Exercise aim:
Can you copy out the data exactly? Leave the images out.

** begin Exercise inputs **

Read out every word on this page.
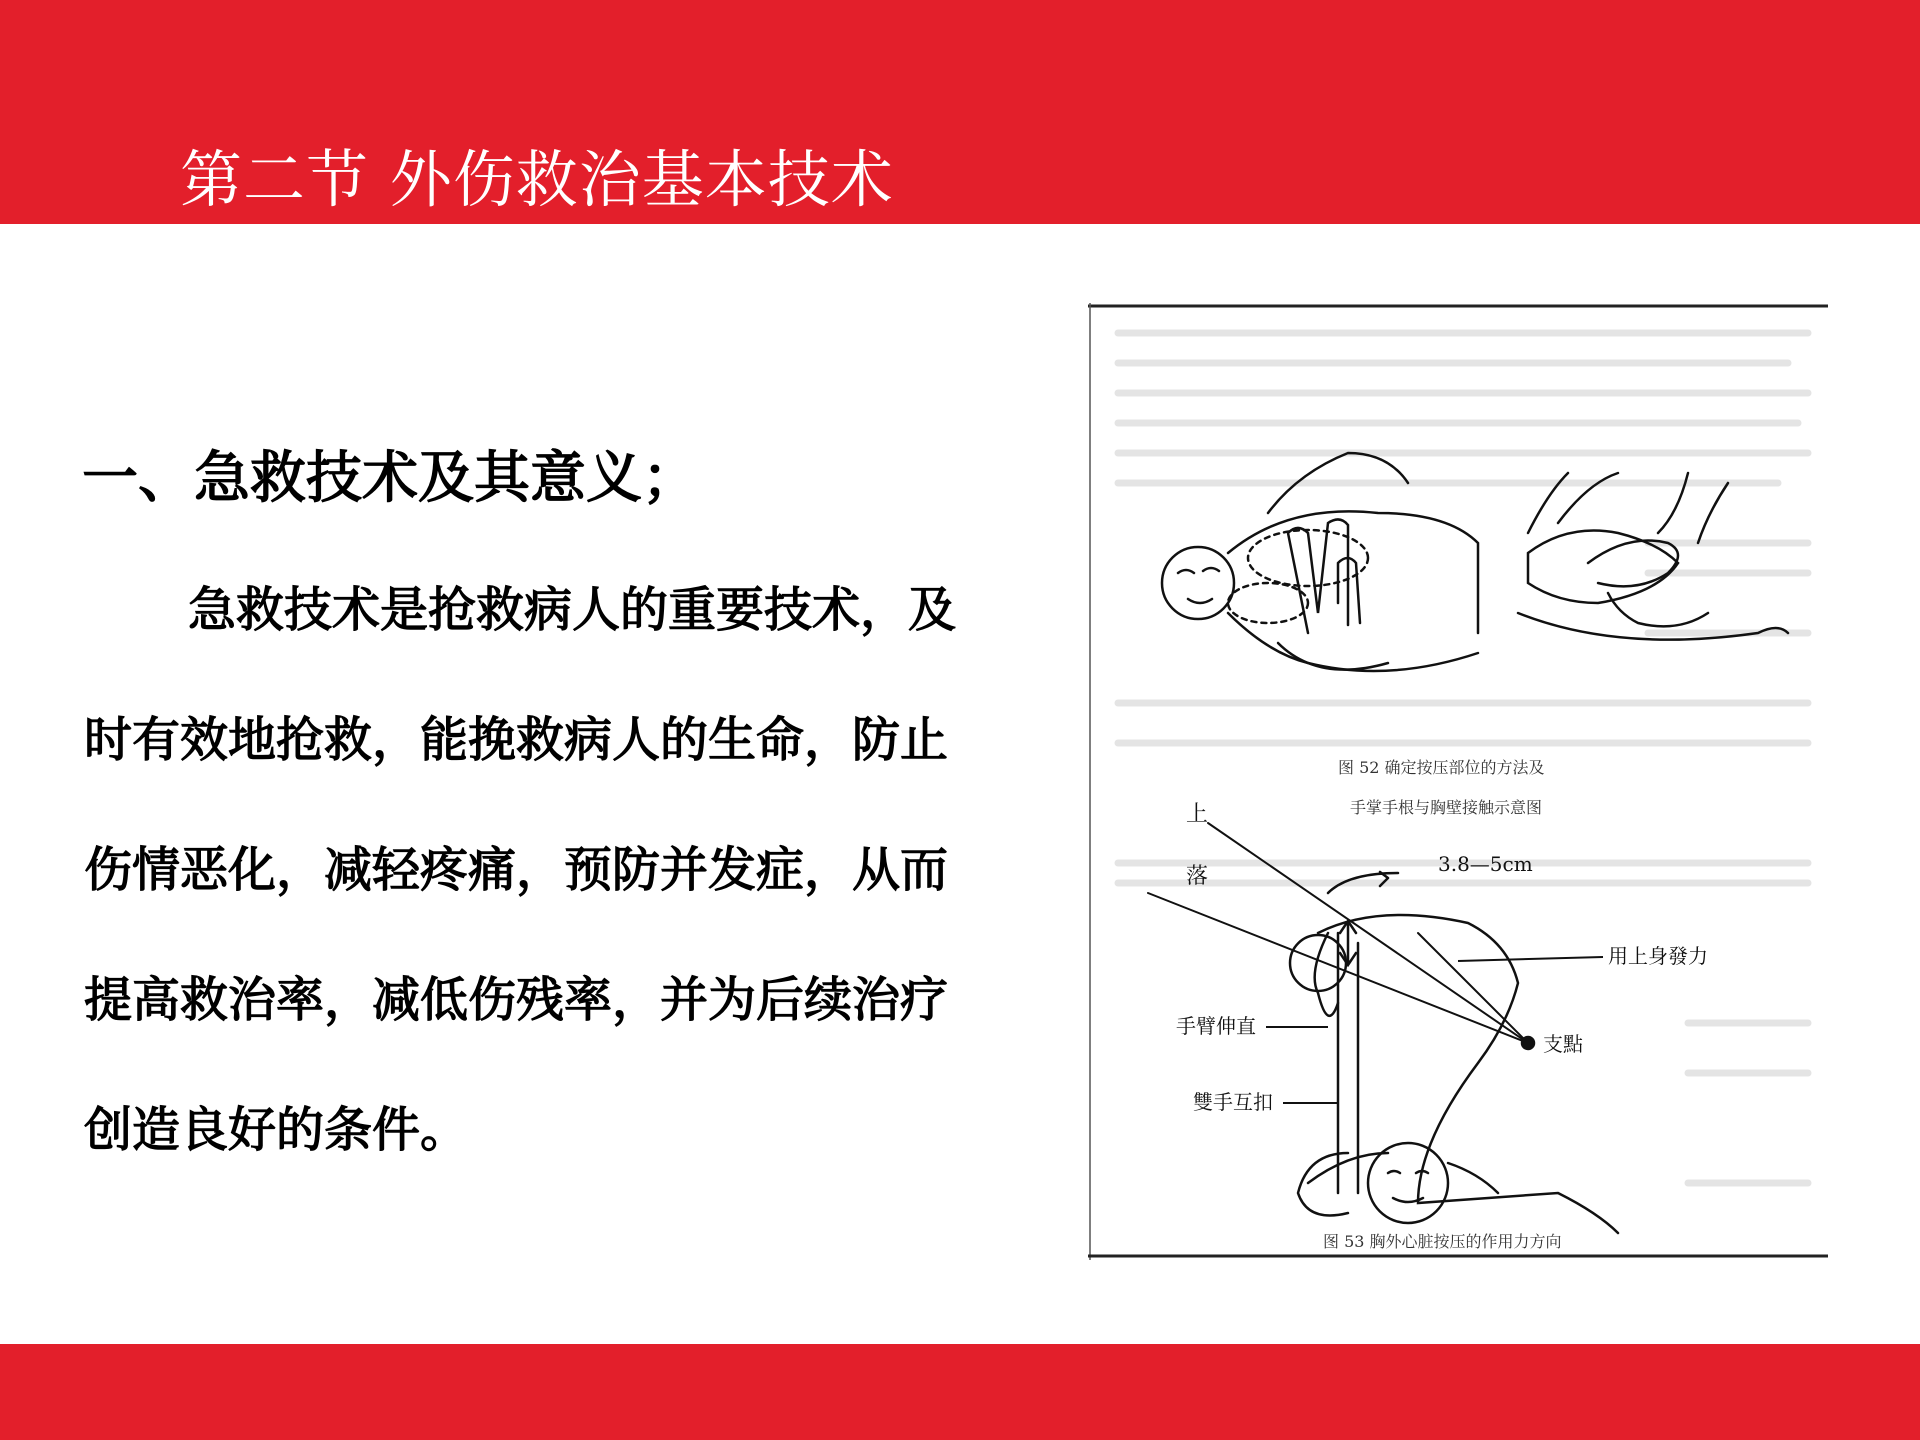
第二节 外伤救治基本技术
一、急救技术及其意义；
急救技术是抢救病人的重要技术，及
时有效地抢救，能挽救病人的生命，防止
伤情恶化，减轻疼痛，预防并发症，从而
提高救治率，减低伤残率，并为后续治疗
创造良好的条件。
图 52 确定按压部位的方法及
手掌手根与胸壁接触示意图
上
落	3.8—5cm
用上身發力
支點
手臂伸直
雙手互扣
图 53 胸外心脏按压的作用力方向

** end Exercise inputs **

Written solution:
Read out every word on this page.
第二节 外伤救治基本技术
一、急救技术及其意义；
急救技术是抢救病人的重要技术，及
时有效地抢救，能挽救病人的生命，防止
伤情恶化，减轻疼痛，预防并发症，从而
提高救治率，减低伤残率，并为后续治疗
创造良好的条件。
图 52 确定按压部位的方法及
手掌手根与胸壁接触示意图
上
落	3.8—5cm
用上身發力
支點
手臂伸直
雙手互扣
图 53 胸外心脏按压的作用力方向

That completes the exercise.